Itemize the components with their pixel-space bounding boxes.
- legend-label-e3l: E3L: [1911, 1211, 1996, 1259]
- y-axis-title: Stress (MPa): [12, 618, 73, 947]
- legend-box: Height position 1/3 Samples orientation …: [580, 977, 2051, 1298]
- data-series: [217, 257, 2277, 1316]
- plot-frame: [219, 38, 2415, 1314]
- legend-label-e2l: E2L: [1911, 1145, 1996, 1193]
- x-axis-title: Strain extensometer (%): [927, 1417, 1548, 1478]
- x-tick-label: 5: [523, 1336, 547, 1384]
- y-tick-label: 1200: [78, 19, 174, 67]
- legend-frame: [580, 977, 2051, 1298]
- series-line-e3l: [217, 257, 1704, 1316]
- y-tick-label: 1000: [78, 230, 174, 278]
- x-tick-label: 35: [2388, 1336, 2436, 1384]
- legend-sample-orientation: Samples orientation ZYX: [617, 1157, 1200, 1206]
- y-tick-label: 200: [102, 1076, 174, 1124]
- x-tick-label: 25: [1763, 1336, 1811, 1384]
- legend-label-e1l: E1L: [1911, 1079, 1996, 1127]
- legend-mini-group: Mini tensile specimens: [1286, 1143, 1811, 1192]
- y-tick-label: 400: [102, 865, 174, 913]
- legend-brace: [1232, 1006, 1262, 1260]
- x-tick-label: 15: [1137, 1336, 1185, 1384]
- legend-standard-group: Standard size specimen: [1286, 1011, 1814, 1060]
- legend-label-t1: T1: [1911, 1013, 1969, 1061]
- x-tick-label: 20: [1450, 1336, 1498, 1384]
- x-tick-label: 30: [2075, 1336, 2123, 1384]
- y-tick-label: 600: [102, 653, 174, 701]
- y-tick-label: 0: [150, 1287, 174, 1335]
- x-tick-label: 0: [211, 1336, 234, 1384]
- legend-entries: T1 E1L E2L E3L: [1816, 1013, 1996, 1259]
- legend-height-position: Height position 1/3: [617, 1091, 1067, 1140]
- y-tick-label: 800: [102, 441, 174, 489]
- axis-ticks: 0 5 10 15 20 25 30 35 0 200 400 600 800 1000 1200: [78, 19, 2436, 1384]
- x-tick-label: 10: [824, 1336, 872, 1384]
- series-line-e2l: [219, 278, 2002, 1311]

-----

* _TASK DETAILS_
Lay out every line of the records above as a Markdown table with two columns, "No." for the row number and "Record line" for the line itself, skipping any blank lines.

* _WRITTEN ANSWER_
| No. | Record line |
|---|---|
| 1 | Itemize the components with their pixel-space bounding boxes. |
| 2 | - legend-label-e3l: E3L: [1911, 1211, 1996, 1259] |
| 3 | - y-axis-title: Stress (MPa): [12, 618, 73, 947] |
| 4 | - legend-box: Height position 1/3 Samples orientation …: [580, 977, 2051, 1298] |
| 5 | - data-series: [217, 257, 2277, 1316] |
| 6 | - plot-frame: [219, 38, 2415, 1314] |
| 7 | - legend-label-e2l: E2L: [1911, 1145, 1996, 1193] |
| 8 | - x-axis-title: Strain extensometer (%): [927, 1417, 1548, 1478] |
| 9 | - x-tick-label: 5: [523, 1336, 547, 1384] |
| 10 | - y-tick-label: 1200: [78, 19, 174, 67] |
| 11 | - legend-frame: [580, 977, 2051, 1298] |
| 12 | - series-line-e3l: [217, 257, 1704, 1316] |
| 13 | - y-tick-label: 1000: [78, 230, 174, 278] |
| 14 | - x-tick-label: 35: [2388, 1336, 2436, 1384] |
| 15 | - legend-sample-orientation: Samples orientation ZYX: [617, 1157, 1200, 1206] |
| 16 | - y-tick-label: 200: [102, 1076, 174, 1124] |
| 17 | - x-tick-label: 25: [1763, 1336, 1811, 1384] |
| 18 | - legend-label-e1l: E1L: [1911, 1079, 1996, 1127] |
| 19 | - legend-mini-group: Mini tensile specimens: [1286, 1143, 1811, 1192] |
| 20 | - y-tick-label: 400: [102, 865, 174, 913] |
| 21 | - legend-brace: [1232, 1006, 1262, 1260] |
| 22 | - x-tick-label: 15: [1137, 1336, 1185, 1384] |
| 23 | - legend-standard-group: Standard size specimen: [1286, 1011, 1814, 1060] |
| 24 | - legend-label-t1: T1: [1911, 1013, 1969, 1061] |
| 25 | - x-tick-label: 20: [1450, 1336, 1498, 1384] |
| 26 | - x-tick-label: 30: [2075, 1336, 2123, 1384] |
| 27 | - y-tick-label: 600: [102, 653, 174, 701] |
| 28 | - y-tick-label: 0: [150, 1287, 174, 1335] |
| 29 | - x-tick-label: 0: [211, 1336, 234, 1384] |
| 30 | - legend-entries: T1 E1L E2L E3L: [1816, 1013, 1996, 1259] |
| 31 | - legend-height-position: Height position 1/3: [617, 1091, 1067, 1140] |
| 32 | - y-tick-label: 800: [102, 441, 174, 489] |
| 33 | - axis-ticks: 0 5 10 15 20 25 30 35 0 200 400 600 800 1000 1200: [78, 19, 2436, 1384] |
| 34 | - x-tick-label: 10: [824, 1336, 872, 1384] |
| 35 | - series-line-e2l: [219, 278, 2002, 1311] |